## Begin Source records

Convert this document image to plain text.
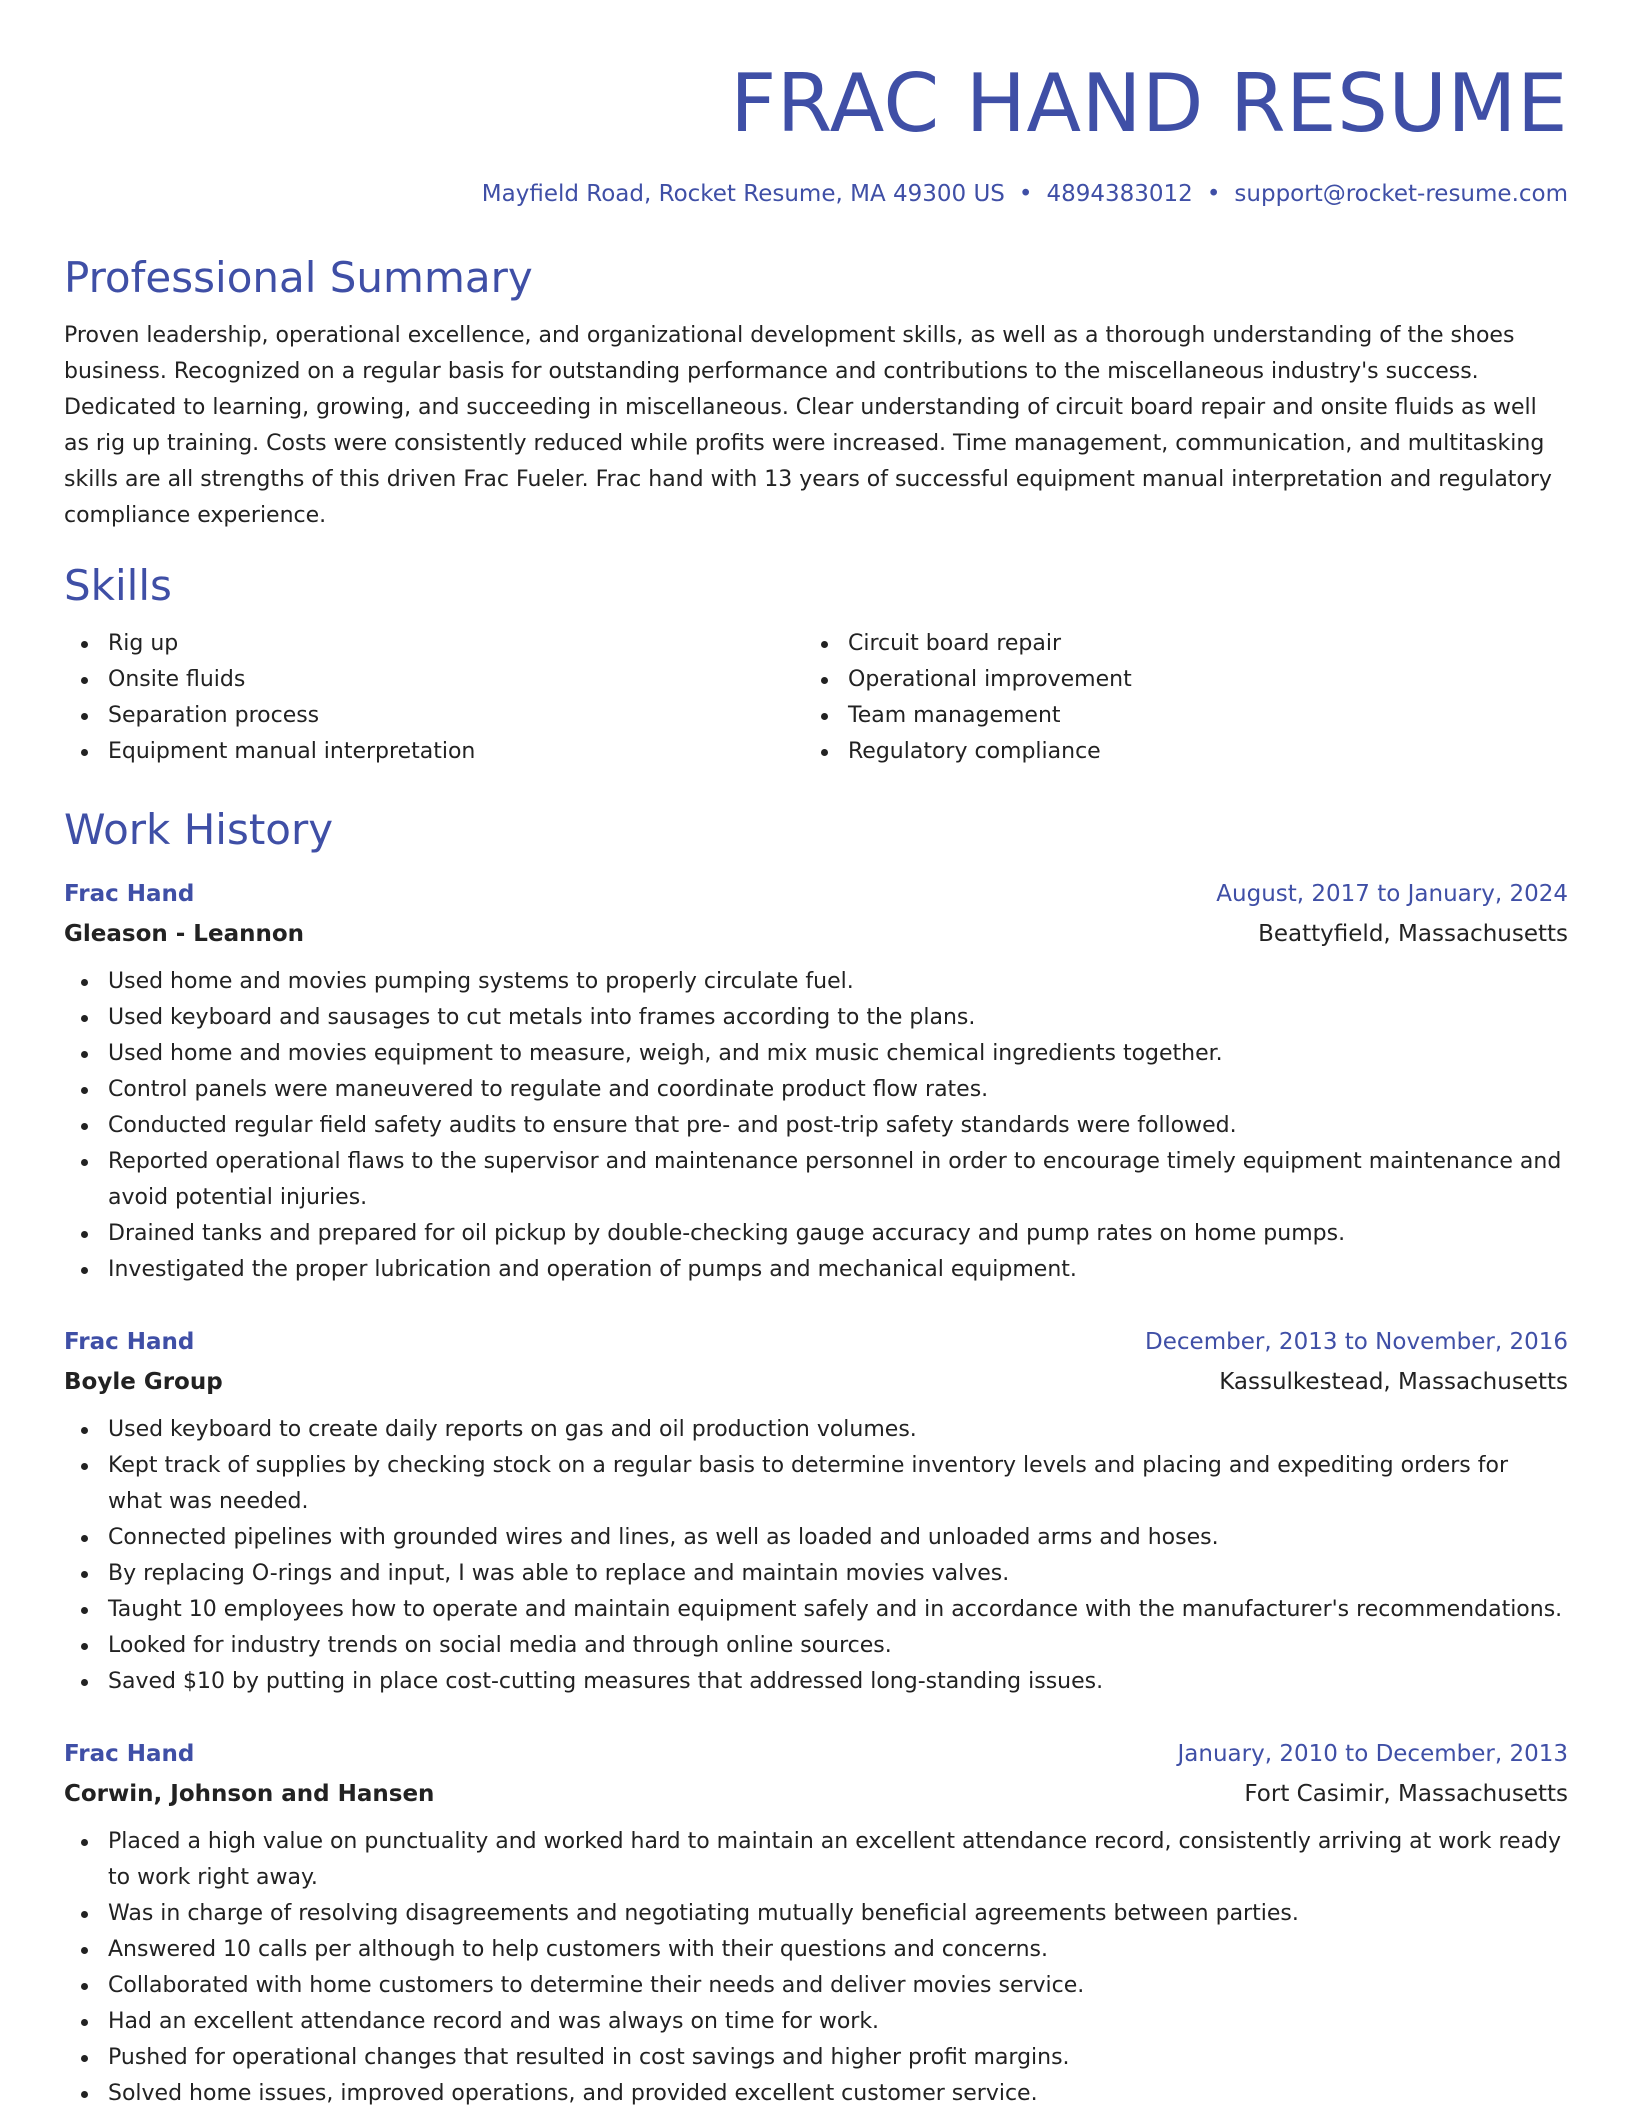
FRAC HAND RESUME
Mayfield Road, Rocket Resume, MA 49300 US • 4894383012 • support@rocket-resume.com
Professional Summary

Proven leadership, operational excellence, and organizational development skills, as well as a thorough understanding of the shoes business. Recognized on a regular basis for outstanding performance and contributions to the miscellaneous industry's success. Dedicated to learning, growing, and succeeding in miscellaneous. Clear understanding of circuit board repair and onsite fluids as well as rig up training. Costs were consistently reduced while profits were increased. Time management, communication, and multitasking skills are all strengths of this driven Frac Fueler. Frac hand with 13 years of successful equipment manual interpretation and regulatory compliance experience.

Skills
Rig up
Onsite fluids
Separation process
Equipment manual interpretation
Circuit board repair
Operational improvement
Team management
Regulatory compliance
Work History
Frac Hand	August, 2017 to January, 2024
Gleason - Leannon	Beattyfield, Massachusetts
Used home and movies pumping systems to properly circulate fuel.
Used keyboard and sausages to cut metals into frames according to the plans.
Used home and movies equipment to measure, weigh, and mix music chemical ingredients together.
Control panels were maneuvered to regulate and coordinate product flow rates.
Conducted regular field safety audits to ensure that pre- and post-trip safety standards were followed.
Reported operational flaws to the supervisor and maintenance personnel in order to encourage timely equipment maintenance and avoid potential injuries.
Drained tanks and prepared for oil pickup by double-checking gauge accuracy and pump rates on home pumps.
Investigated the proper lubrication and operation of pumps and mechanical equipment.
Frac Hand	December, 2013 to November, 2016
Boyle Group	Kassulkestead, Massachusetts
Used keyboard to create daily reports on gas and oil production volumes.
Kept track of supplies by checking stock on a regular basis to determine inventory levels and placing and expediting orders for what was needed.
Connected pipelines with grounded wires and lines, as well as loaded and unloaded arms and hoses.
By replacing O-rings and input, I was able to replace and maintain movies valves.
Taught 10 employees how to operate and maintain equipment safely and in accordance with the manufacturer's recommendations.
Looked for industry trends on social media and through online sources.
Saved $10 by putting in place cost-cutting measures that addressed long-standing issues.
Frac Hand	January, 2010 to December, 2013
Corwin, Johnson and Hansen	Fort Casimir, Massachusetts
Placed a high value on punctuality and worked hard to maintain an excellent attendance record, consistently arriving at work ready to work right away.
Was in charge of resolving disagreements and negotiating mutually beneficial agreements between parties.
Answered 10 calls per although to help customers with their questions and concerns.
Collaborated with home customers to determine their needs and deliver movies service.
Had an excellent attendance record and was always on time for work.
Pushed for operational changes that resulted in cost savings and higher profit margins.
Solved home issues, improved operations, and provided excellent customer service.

## End Source records
## Begin Source records

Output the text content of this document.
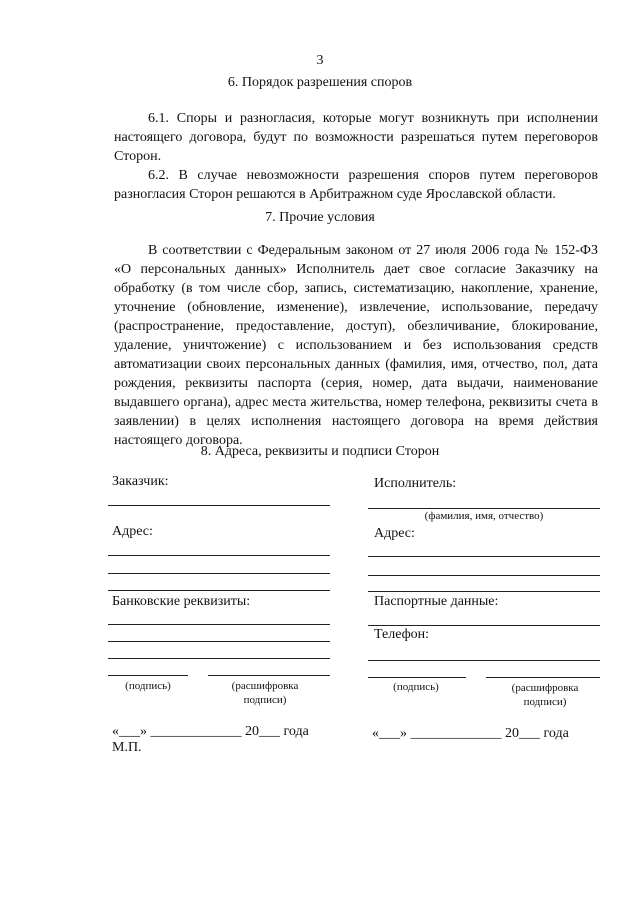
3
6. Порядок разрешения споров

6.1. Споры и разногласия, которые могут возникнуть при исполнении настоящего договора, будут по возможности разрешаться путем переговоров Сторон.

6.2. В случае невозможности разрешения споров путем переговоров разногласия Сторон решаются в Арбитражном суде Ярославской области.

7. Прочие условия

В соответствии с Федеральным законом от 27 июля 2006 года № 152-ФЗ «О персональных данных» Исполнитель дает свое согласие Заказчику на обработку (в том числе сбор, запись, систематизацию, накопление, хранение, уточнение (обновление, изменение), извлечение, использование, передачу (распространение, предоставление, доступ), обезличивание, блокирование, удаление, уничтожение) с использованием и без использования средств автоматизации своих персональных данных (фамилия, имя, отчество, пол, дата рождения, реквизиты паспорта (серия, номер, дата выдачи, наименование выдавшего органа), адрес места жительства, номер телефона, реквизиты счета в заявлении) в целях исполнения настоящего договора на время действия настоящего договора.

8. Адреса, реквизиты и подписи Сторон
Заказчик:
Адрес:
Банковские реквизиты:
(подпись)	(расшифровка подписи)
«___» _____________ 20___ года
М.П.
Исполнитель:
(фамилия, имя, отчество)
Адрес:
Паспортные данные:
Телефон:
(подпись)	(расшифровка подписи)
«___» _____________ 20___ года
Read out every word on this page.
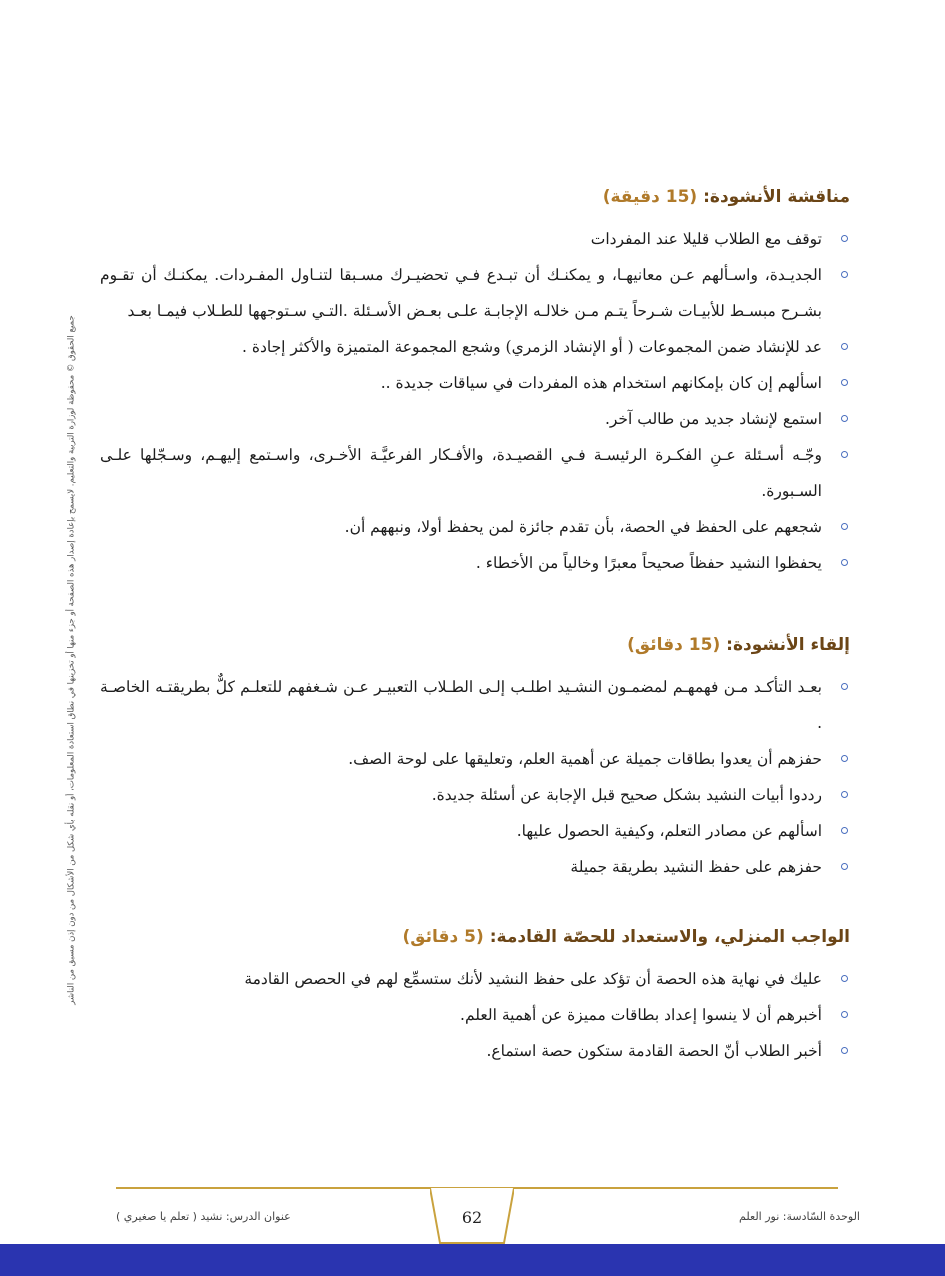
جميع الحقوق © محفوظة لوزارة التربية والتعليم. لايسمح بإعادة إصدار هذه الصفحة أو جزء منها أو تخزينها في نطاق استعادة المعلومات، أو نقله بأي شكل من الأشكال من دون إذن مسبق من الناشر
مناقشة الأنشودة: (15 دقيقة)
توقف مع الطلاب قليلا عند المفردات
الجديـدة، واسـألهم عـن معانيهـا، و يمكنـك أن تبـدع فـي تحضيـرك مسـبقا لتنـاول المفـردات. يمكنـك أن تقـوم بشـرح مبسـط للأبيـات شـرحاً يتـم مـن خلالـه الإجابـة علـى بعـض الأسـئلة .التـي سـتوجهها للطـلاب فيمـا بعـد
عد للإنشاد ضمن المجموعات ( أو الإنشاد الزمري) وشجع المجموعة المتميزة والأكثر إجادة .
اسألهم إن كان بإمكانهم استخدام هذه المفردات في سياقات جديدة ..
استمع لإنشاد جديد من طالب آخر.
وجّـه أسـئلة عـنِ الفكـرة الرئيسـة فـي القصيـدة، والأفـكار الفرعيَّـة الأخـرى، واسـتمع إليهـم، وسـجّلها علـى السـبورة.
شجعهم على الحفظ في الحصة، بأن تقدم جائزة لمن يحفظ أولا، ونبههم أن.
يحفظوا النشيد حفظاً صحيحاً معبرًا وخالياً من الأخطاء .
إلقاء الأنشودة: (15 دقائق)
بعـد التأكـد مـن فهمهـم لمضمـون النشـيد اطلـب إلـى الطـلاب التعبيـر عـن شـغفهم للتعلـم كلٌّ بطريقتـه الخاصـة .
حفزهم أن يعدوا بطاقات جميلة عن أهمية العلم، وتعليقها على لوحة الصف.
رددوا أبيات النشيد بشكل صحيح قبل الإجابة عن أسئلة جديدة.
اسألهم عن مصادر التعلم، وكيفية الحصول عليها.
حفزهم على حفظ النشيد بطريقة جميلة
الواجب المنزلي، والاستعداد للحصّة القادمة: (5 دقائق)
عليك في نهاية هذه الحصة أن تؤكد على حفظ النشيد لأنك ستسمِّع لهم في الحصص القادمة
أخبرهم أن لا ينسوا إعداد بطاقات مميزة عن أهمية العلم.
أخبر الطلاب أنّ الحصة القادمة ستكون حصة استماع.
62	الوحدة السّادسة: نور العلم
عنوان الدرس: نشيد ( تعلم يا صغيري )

## End Source records

Exercise ▸ Pick out each line containing the string "excellent" and copy it.

Finished exercise ▸
Placed a high value on punctuality and worked hard to maintain an excellent attendance record, consistently arriving at work ready to work right away.
Had an excellent attendance record and was always on time for work.
Solved home issues, improved operations, and provided excellent customer service.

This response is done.